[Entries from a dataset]
○ ○ ○ ○ ○ ○ ○

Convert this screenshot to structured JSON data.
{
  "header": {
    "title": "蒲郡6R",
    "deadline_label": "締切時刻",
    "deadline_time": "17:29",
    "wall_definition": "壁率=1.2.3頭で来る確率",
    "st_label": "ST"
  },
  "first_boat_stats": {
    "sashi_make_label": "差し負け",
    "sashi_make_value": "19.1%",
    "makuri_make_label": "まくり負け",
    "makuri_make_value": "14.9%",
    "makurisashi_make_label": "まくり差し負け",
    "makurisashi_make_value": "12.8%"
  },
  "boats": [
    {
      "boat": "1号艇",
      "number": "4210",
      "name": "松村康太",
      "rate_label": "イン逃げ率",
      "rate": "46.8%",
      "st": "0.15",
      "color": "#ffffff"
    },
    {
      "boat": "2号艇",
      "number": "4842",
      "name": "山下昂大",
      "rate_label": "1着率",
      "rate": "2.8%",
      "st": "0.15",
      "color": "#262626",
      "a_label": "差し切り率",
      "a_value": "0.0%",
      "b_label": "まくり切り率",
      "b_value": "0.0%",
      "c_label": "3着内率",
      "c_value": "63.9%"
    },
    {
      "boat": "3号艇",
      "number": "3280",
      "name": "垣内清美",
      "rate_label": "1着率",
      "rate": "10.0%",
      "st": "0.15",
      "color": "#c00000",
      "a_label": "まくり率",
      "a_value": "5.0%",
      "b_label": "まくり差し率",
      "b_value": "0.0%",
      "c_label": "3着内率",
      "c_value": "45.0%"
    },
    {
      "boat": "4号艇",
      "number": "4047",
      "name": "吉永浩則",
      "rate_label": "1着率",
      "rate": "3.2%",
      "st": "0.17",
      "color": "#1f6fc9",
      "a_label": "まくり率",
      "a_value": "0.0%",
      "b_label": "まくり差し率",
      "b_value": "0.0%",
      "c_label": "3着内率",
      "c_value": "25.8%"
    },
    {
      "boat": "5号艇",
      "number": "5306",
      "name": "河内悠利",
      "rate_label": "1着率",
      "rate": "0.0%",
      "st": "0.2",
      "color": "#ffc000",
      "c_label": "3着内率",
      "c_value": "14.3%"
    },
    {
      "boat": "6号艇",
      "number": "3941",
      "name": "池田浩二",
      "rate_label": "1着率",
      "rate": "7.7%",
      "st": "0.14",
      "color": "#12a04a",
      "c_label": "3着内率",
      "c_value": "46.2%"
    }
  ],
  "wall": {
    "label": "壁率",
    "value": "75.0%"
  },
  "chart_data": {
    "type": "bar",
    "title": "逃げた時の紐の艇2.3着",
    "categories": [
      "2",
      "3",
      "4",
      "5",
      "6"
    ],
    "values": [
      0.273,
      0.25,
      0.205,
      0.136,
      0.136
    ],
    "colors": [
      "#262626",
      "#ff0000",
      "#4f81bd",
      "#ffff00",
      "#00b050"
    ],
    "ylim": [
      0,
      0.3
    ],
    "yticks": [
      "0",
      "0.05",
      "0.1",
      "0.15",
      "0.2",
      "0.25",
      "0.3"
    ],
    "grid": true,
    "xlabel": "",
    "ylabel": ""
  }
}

○ ○ ○ ○ ○ ○ ○

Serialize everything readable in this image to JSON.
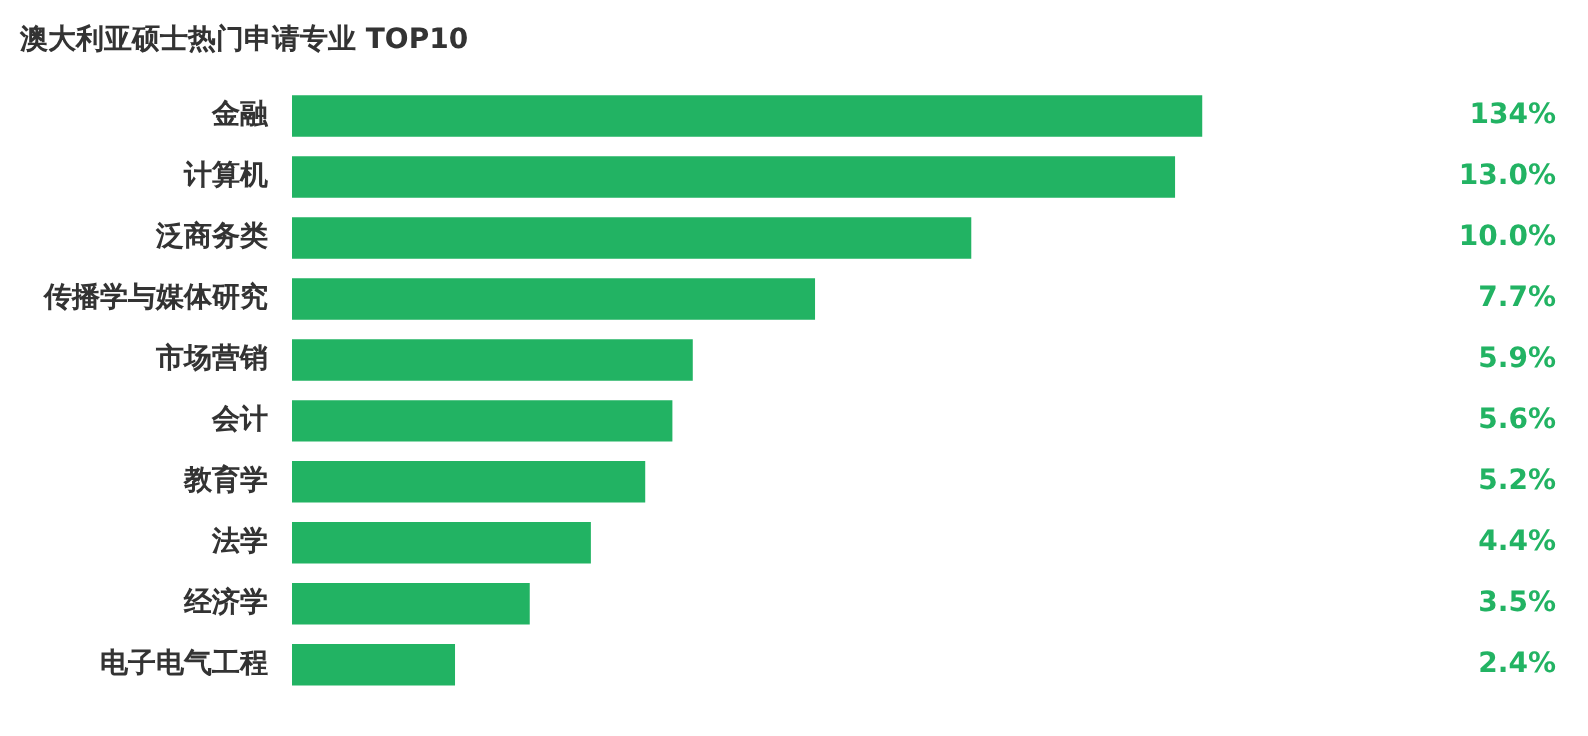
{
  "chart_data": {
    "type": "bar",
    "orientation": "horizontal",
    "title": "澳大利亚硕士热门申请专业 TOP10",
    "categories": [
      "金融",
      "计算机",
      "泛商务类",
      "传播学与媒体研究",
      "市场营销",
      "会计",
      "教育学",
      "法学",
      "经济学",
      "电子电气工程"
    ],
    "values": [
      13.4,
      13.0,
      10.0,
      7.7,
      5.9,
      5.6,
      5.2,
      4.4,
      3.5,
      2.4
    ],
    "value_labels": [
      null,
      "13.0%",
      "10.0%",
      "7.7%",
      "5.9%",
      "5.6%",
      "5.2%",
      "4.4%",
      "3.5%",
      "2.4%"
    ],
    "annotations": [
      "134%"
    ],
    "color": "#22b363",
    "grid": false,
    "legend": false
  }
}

○ ○ ○ ○ ○ ○ ○

Set task | Only the number is wanted: count the lines of the records that hold the word "name".

Correct output | 6